EXERCISE INPUT>

════════

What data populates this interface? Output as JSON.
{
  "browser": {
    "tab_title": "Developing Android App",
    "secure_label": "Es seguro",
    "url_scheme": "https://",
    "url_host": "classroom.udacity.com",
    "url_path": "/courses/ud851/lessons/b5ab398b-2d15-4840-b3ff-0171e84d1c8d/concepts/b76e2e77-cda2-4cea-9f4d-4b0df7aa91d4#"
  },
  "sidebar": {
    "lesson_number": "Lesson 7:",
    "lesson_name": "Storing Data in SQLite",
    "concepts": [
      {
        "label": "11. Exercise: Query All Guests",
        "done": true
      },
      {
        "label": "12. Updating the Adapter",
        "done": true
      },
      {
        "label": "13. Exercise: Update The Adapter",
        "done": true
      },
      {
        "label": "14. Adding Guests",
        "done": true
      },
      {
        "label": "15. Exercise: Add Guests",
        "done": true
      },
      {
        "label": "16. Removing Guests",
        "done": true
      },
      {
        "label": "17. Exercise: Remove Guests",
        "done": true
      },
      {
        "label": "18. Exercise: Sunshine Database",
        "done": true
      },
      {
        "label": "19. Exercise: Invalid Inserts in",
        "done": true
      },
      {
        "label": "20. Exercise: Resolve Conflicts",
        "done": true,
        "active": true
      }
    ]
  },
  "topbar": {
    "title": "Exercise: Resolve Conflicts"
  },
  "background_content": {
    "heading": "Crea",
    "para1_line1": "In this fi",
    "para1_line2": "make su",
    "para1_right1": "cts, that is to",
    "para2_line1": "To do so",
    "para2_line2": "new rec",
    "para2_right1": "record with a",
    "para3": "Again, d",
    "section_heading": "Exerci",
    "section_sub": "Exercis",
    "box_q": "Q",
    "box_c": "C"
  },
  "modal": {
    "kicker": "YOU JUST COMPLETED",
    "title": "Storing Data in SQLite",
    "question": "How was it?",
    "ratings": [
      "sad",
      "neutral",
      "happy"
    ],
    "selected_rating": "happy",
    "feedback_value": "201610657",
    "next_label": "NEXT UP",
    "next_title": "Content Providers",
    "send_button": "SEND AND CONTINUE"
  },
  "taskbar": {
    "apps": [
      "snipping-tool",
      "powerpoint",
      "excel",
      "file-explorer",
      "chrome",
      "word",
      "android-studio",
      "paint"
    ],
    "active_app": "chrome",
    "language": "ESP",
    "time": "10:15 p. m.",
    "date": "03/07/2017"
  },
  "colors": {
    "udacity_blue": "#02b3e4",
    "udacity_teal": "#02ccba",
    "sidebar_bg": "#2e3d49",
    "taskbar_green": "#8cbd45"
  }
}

════════

The lines to collect are those holding the string "this"; copy them all.

SOLUTION TO THE PROBLEM>
What data populates this interface? Output as JSON.
    "para1_line1": "In this fi",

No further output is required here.